>> Start MATERIAL FOR THIS TASK

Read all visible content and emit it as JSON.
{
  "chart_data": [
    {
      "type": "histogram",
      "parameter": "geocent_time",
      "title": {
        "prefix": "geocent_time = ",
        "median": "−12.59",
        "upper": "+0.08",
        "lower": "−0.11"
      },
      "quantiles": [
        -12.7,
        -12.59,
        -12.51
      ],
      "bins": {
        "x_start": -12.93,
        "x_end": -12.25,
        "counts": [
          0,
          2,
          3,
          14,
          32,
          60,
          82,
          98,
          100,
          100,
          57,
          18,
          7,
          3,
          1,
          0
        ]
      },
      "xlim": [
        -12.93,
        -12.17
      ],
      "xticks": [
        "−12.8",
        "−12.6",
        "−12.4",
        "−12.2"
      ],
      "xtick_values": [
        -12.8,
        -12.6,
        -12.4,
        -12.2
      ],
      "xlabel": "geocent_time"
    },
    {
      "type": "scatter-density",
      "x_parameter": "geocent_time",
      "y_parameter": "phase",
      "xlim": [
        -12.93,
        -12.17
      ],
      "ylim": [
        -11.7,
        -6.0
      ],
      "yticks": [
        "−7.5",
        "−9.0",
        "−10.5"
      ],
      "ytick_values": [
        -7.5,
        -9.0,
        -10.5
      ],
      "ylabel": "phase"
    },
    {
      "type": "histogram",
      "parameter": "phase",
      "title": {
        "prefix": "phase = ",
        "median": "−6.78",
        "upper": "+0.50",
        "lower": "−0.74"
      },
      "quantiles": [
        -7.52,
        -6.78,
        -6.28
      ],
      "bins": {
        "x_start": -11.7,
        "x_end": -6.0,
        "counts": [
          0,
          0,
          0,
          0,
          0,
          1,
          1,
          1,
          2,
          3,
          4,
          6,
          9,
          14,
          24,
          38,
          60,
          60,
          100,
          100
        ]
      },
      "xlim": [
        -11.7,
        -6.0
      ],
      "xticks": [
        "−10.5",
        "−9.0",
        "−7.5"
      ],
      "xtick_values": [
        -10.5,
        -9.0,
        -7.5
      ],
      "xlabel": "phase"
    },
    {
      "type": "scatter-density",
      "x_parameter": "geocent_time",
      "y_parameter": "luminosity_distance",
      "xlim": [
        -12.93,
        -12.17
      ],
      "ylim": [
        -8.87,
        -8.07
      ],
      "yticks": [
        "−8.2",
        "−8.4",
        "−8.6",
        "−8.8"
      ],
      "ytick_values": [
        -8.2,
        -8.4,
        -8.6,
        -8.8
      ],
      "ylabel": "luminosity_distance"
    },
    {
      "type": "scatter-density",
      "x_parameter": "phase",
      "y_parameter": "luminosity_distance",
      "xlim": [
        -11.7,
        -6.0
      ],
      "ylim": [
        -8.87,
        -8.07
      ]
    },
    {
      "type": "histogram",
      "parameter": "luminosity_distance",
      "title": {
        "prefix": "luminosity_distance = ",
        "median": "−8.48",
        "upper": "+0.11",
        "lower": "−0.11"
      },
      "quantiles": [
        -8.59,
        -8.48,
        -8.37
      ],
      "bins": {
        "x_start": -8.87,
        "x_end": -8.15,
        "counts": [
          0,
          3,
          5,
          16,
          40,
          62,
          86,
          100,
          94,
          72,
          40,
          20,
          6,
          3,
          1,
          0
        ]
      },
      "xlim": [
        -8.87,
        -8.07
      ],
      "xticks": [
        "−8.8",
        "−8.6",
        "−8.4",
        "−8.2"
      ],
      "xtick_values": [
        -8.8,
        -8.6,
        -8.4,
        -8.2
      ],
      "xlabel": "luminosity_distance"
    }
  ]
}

>> End MATERIAL FOR THIS TASK

▸ WHAT IS NEEDED: Faithfully copy every entry, leaving nothing out.

▸ RESULT OF THIS EXERCISE:
Read all visible content and emit it as JSON.
{
  "chart_data": [
    {
      "type": "histogram",
      "parameter": "geocent_time",
      "title": {
        "prefix": "geocent_time = ",
        "median": "−12.59",
        "upper": "+0.08",
        "lower": "−0.11"
      },
      "quantiles": [
        -12.7,
        -12.59,
        -12.51
      ],
      "bins": {
        "x_start": -12.93,
        "x_end": -12.25,
        "counts": [
          0,
          2,
          3,
          14,
          32,
          60,
          82,
          98,
          100,
          100,
          57,
          18,
          7,
          3,
          1,
          0
        ]
      },
      "xlim": [
        -12.93,
        -12.17
      ],
      "xticks": [
        "−12.8",
        "−12.6",
        "−12.4",
        "−12.2"
      ],
      "xtick_values": [
        -12.8,
        -12.6,
        -12.4,
        -12.2
      ],
      "xlabel": "geocent_time"
    },
    {
      "type": "scatter-density",
      "x_parameter": "geocent_time",
      "y_parameter": "phase",
      "xlim": [
        -12.93,
        -12.17
      ],
      "ylim": [
        -11.7,
        -6.0
      ],
      "yticks": [
        "−7.5",
        "−9.0",
        "−10.5"
      ],
      "ytick_values": [
        -7.5,
        -9.0,
        -10.5
      ],
      "ylabel": "phase"
    },
    {
      "type": "histogram",
      "parameter": "phase",
      "title": {
        "prefix": "phase = ",
        "median": "−6.78",
        "upper": "+0.50",
        "lower": "−0.74"
      },
      "quantiles": [
        -7.52,
        -6.78,
        -6.28
      ],
      "bins": {
        "x_start": -11.7,
        "x_end": -6.0,
        "counts": [
          0,
          0,
          0,
          0,
          0,
          1,
          1,
          1,
          2,
          3,
          4,
          6,
          9,
          14,
          24,
          38,
          60,
          60,
          100,
          100
        ]
      },
      "xlim": [
        -11.7,
        -6.0
      ],
      "xticks": [
        "−10.5",
        "−9.0",
        "−7.5"
      ],
      "xtick_values": [
        -10.5,
        -9.0,
        -7.5
      ],
      "xlabel": "phase"
    },
    {
      "type": "scatter-density",
      "x_parameter": "geocent_time",
      "y_parameter": "luminosity_distance",
      "xlim": [
        -12.93,
        -12.17
      ],
      "ylim": [
        -8.87,
        -8.07
      ],
      "yticks": [
        "−8.2",
        "−8.4",
        "−8.6",
        "−8.8"
      ],
      "ytick_values": [
        -8.2,
        -8.4,
        -8.6,
        -8.8
      ],
      "ylabel": "luminosity_distance"
    },
    {
      "type": "scatter-density",
      "x_parameter": "phase",
      "y_parameter": "luminosity_distance",
      "xlim": [
        -11.7,
        -6.0
      ],
      "ylim": [
        -8.87,
        -8.07
      ]
    },
    {
      "type": "histogram",
      "parameter": "luminosity_distance",
      "title": {
        "prefix": "luminosity_distance = ",
        "median": "−8.48",
        "upper": "+0.11",
        "lower": "−0.11"
      },
      "quantiles": [
        -8.59,
        -8.48,
        -8.37
      ],
      "bins": {
        "x_start": -8.87,
        "x_end": -8.15,
        "counts": [
          0,
          3,
          5,
          16,
          40,
          62,
          86,
          100,
          94,
          72,
          40,
          20,
          6,
          3,
          1,
          0
        ]
      },
      "xlim": [
        -8.87,
        -8.07
      ],
      "xticks": [
        "−8.8",
        "−8.6",
        "−8.4",
        "−8.2"
      ],
      "xtick_values": [
        -8.8,
        -8.6,
        -8.4,
        -8.2
      ],
      "xlabel": "luminosity_distance"
    }
  ]
}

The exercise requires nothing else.